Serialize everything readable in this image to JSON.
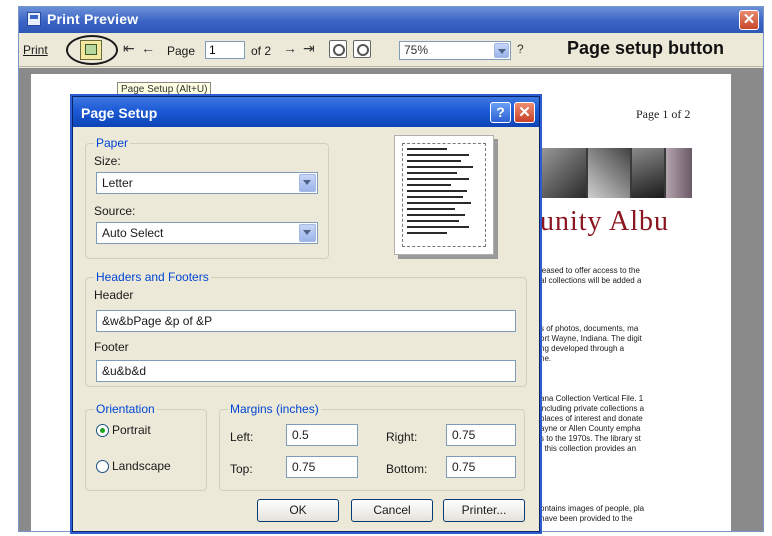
{
  "window": {
    "title": "Print Preview",
    "close_glyph": "✕"
  },
  "toolbar": {
    "print_label": "Print",
    "setup_tooltip": "Page Setup (Alt+U)",
    "page_label": "Page",
    "page_value": "1",
    "of_label": "of 2",
    "zoom_value": "75%",
    "help_label": "?",
    "annotation": "Page setup button",
    "first_glyph": "⇤",
    "prev_glyph": "←",
    "next_glyph": "→",
    "last_glyph": "⇥"
  },
  "preview_page": {
    "page_indicator": "Page 1 of 2",
    "banner_text": "unity Albu",
    "paragraphs": [
      [
        "leased to offer access to the",
        "al collections will be added a"
      ],
      [
        "s of photos, documents, ma",
        "ort Wayne, Indiana. The digit",
        "ng developed through a",
        "ne."
      ],
      [
        "ana Collection Vertical File. 1",
        "including private collections a",
        "places of interest and donate",
        "ayne or Allen County empha",
        "s to the 1970s. The library st",
        ". this collection provides an"
      ],
      [
        "ontains images of people, pla",
        "have been provided to the"
      ]
    ]
  },
  "dialog": {
    "title": "Page Setup",
    "help_glyph": "?",
    "close_glyph": "✕",
    "paper": {
      "legend": "Paper",
      "size_label": "Size:",
      "size_value": "Letter",
      "source_label": "Source:",
      "source_value": "Auto Select"
    },
    "headers_footers": {
      "legend": "Headers and Footers",
      "header_label": "Header",
      "header_value": "&w&bPage &p of &P",
      "footer_label": "Footer",
      "footer_value": "&u&b&d"
    },
    "orientation": {
      "legend": "Orientation",
      "portrait_label": "Portrait",
      "landscape_label": "Landscape",
      "selected": "Portrait"
    },
    "margins": {
      "legend": "Margins (inches)",
      "left_label": "Left:",
      "left_value": "0.5",
      "right_label": "Right:",
      "right_value": "0.75",
      "top_label": "Top:",
      "top_value": "0.75",
      "bottom_label": "Bottom:",
      "bottom_value": "0.75"
    },
    "buttons": {
      "ok": "OK",
      "cancel": "Cancel",
      "printer": "Printer..."
    }
  },
  "colors": {
    "titlebar": "#2d56b8",
    "legend_text": "#0046d5",
    "banner_text": "#8b1520"
  },
  "icons": [
    "app-icon",
    "page-setup-icon",
    "zoom-in-icon",
    "zoom-out-icon",
    "close-icon",
    "help-icon"
  ]
}
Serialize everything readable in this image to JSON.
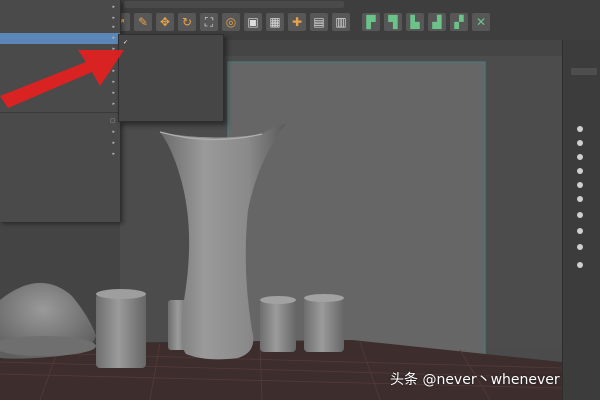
{
  "colors": {
    "menu_highlight": "#5a86b8",
    "annotation_arrow": "#e02020",
    "ground_plane": "#3d2d2d",
    "camera_gate": "#4b7a7a"
  },
  "watermark": "头条 @never丶whenever",
  "shelf": {
    "icons": [
      "lasso-icon",
      "paint-icon",
      "move-icon",
      "rotate-icon",
      "scale-icon",
      "snap-grid-icon",
      "snap-curve-icon",
      "snap-point-icon",
      "snap-plane-icon",
      "snap-surface-icon",
      "history-icon",
      "render-icon",
      "render-seq-icon",
      "ipr-icon",
      "render-settings-icon",
      "hypershade-icon"
    ]
  },
  "viewport": {
    "objects": [
      "vase-object",
      "left-dome-object",
      "cylinder-1",
      "cylinder-2",
      "cylinder-3",
      "cylinder-4"
    ]
  },
  "left_menu": {
    "highlighted_index": 3
  },
  "submenu": {
    "checked_index": 0
  },
  "right_panel": {
    "rows": 10
  }
}
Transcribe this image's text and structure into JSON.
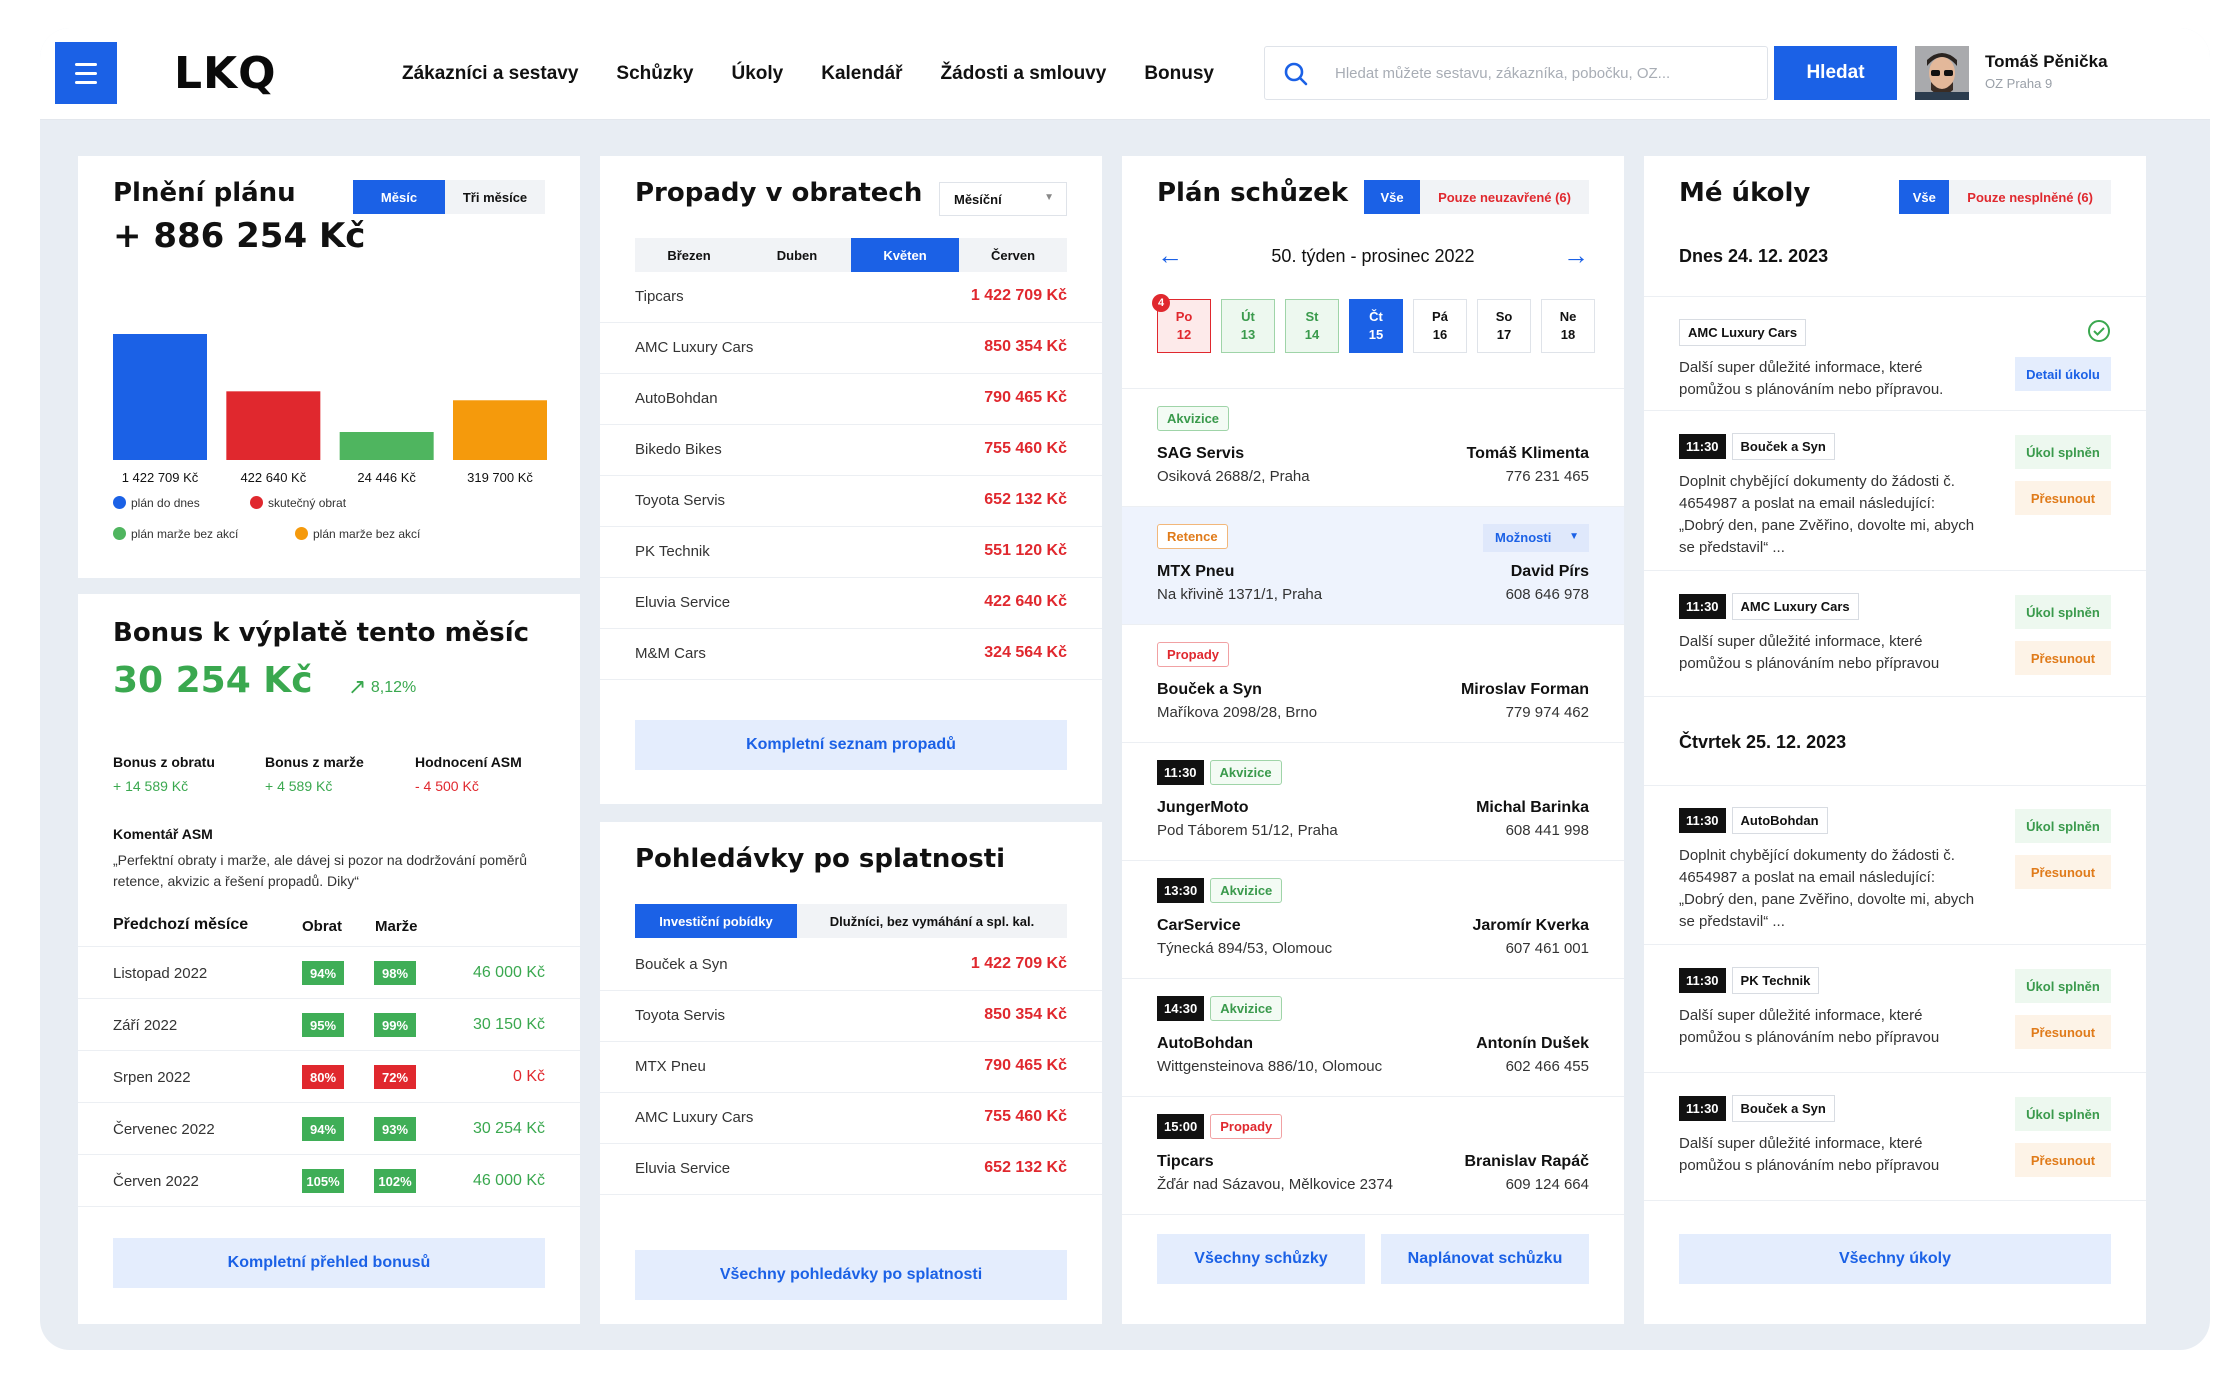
{
  "header": {
    "logo": "LKQ",
    "nav": [
      "Zákazníci a sestavy",
      "Schůzky",
      "Úkoly",
      "Kalendář",
      "Žádosti a smlouvy",
      "Bonusy"
    ],
    "search_placeholder": "Hledat můžete sestavu, zákazníka, pobočku, OZ...",
    "search_button": "Hledat",
    "user_name": "Tomáš Pěnička",
    "user_branch": "OZ Praha 9"
  },
  "plan": {
    "title": "Plnění plánu",
    "tabs": [
      "Měsíc",
      "Tři měsíce"
    ],
    "total": "+ 886 254 Kč",
    "legend": [
      "plán do dnes",
      "skutečný obrat",
      "plán marže bez akcí",
      "plán marže bez akcí"
    ],
    "chart_data": {
      "type": "bar",
      "categories": [
        "plán do dnes",
        "skutečný obrat",
        "plán marže bez akcí",
        "plán marže bez akcí"
      ],
      "values": [
        1422709,
        422640,
        24446,
        319700
      ],
      "labels": [
        "1 422 709 Kč",
        "422 640 Kč",
        "24 446 Kč",
        "319 700 Kč"
      ],
      "colors": [
        "#1b61e6",
        "#e0282e",
        "#4fb55f",
        "#f59a0c"
      ]
    }
  },
  "bonus": {
    "title": "Bonus k výplatě tento měsíc",
    "amount": "30 254 Kč",
    "change": "8,12%",
    "cols": [
      {
        "label": "Bonus z obratu",
        "value": "+ 14 589 Kč"
      },
      {
        "label": "Bonus z marže",
        "value": "+ 4 589 Kč"
      },
      {
        "label": "Hodnocení ASM",
        "value": "- 4 500 Kč"
      }
    ],
    "comment_title": "Komentář ASM",
    "comment": "„Perfektní obraty i marže, ale dávej si pozor na dodržování poměrů retence, akvizic a řešení propadů. Diky“",
    "prev_header": [
      "Předchozí měsíce",
      "Obrat",
      "Marže"
    ],
    "prev": [
      {
        "m": "Listopad 2022",
        "o": "94%",
        "oc": "g",
        "ma": "98%",
        "mc": "g",
        "b": "46 000 Kč",
        "bc": "g"
      },
      {
        "m": "Září 2022",
        "o": "95%",
        "oc": "g",
        "ma": "99%",
        "mc": "g",
        "b": "30 150 Kč",
        "bc": "g"
      },
      {
        "m": "Srpen 2022",
        "o": "80%",
        "oc": "r",
        "ma": "72%",
        "mc": "r",
        "b": "0 Kč",
        "bc": "r"
      },
      {
        "m": "Červenec 2022",
        "o": "94%",
        "oc": "g",
        "ma": "93%",
        "mc": "g",
        "b": "30 254 Kč",
        "bc": "g"
      },
      {
        "m": "Červen 2022",
        "o": "105%",
        "oc": "g",
        "ma": "102%",
        "mc": "g",
        "b": "46 000 Kč",
        "bc": "g"
      }
    ],
    "button": "Kompletní přehled bonusů"
  },
  "drops": {
    "title": "Propady v obratech",
    "select": "Měsíční",
    "months": [
      "Březen",
      "Duben",
      "Květen",
      "Červen"
    ],
    "rows": [
      [
        "Tipcars",
        "1 422 709 Kč"
      ],
      [
        "AMC Luxury Cars",
        "850 354 Kč"
      ],
      [
        "AutoBohdan",
        "790 465 Kč"
      ],
      [
        "Bikedo Bikes",
        "755 460 Kč"
      ],
      [
        "Toyota Servis",
        "652 132 Kč"
      ],
      [
        "PK Technik",
        "551 120 Kč"
      ],
      [
        "Eluvia Service",
        "422 640 Kč"
      ],
      [
        "M&M Cars",
        "324 564 Kč"
      ]
    ],
    "button": "Kompletní seznam propadů"
  },
  "overdue": {
    "title": "Pohledávky po splatnosti",
    "tabs": [
      "Investiční pobídky",
      "Dlužníci, bez vymáhání a spl. kal."
    ],
    "rows": [
      [
        "Bouček a Syn",
        "1 422 709 Kč"
      ],
      [
        "Toyota Servis",
        "850 354 Kč"
      ],
      [
        "MTX Pneu",
        "790 465 Kč"
      ],
      [
        "AMC Luxury Cars",
        "755 460 Kč"
      ],
      [
        "Eluvia Service",
        "652 132 Kč"
      ]
    ],
    "button": "Všechny pohledávky po splatnosti"
  },
  "meetings": {
    "title": "Plán schůzek",
    "tabs": [
      "Vše",
      "Pouze neuzavřené (6)"
    ],
    "week": "50. týden - prosinec 2022",
    "badge": "4",
    "days": [
      {
        "d": "Po",
        "n": "12",
        "s": "red"
      },
      {
        "d": "Út",
        "n": "13",
        "s": "green"
      },
      {
        "d": "St",
        "n": "14",
        "s": "green"
      },
      {
        "d": "Čt",
        "n": "15",
        "s": "blue"
      },
      {
        "d": "Pá",
        "n": "16",
        "s": ""
      },
      {
        "d": "So",
        "n": "17",
        "s": ""
      },
      {
        "d": "Ne",
        "n": "18",
        "s": ""
      }
    ],
    "options": "Možnosti",
    "items": [
      {
        "time": "",
        "tag": "Akvizice",
        "tc": "g",
        "name": "SAG Servis",
        "addr": "Osiková 2688/2, Praha",
        "contact": "Tomáš Klimenta",
        "phone": "776 231 465"
      },
      {
        "time": "",
        "tag": "Retence",
        "tc": "o",
        "name": "MTX Pneu",
        "addr": "Na křivině 1371/1, Praha",
        "contact": "David Pírs",
        "phone": "608 646 978"
      },
      {
        "time": "",
        "tag": "Propady",
        "tc": "r",
        "name": "Bouček a Syn",
        "addr": "Maříkova 2098/28, Brno",
        "contact": "Miroslav Forman",
        "phone": "779 974 462"
      },
      {
        "time": "11:30",
        "tag": "Akvizice",
        "tc": "g",
        "name": "JungerMoto",
        "addr": "Pod Táborem 51/12, Praha",
        "contact": "Michal Barinka",
        "phone": "608 441 998"
      },
      {
        "time": "13:30",
        "tag": "Akvizice",
        "tc": "g",
        "name": "CarService",
        "addr": "Týnecká 894/53, Olomouc",
        "contact": "Jaromír Kverka",
        "phone": "607 461 001"
      },
      {
        "time": "14:30",
        "tag": "Akvizice",
        "tc": "g",
        "name": "AutoBohdan",
        "addr": "Wittgensteinova 886/10, Olomouc",
        "contact": "Antonín Dušek",
        "phone": "602 466 455"
      },
      {
        "time": "15:00",
        "tag": "Propady",
        "tc": "r",
        "name": "Tipcars",
        "addr": "Žďár nad Sázavou, Mělkovice 2374",
        "contact": "Branislav Rapáč",
        "phone": "609 124 664"
      }
    ],
    "btn_all": "Všechny schůzky",
    "btn_plan": "Naplánovat schůzku"
  },
  "tasks": {
    "title": "Mé úkoly",
    "tabs": [
      "Vše",
      "Pouze nesplněné (6)"
    ],
    "day1": "Dnes 24. 12. 2023",
    "day2": "Čtvrtek 25. 12. 2023",
    "done": "Úkol splněn",
    "move": "Přesunout",
    "detail": "Detail úkolu",
    "items": [
      {
        "time": "",
        "firm": "AMC Luxury Cars",
        "text": "Další super důležité informace, které pomůžou s plánováním nebo přípravou."
      },
      {
        "time": "11:30",
        "firm": "Bouček a Syn",
        "text": "Doplnit chybějící dokumenty do žádosti č. 4654987 a poslat na email následující: „Dobrý den, pane Zvěřino, dovolte mi, abych se představil“ ..."
      },
      {
        "time": "11:30",
        "firm": "AMC Luxury Cars",
        "text": "Další super důležité informace, které pomůžou s plánováním nebo přípravou"
      },
      {
        "time": "11:30",
        "firm": "AutoBohdan",
        "text": "Doplnit chybějící dokumenty do žádosti č. 4654987 a poslat na email následující: „Dobrý den, pane Zvěřino, dovolte mi, abych se představil“ ..."
      },
      {
        "time": "11:30",
        "firm": "PK Technik",
        "text": "Další super důležité informace, které pomůžou s plánováním nebo přípravou"
      },
      {
        "time": "11:30",
        "firm": "Bouček a Syn",
        "text": "Další super důležité informace, které pomůžou s plánováním nebo přípravou"
      }
    ],
    "button": "Všechny úkoly"
  }
}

···

State how many lines in the records above contain the word "propadů", giving only the number.

2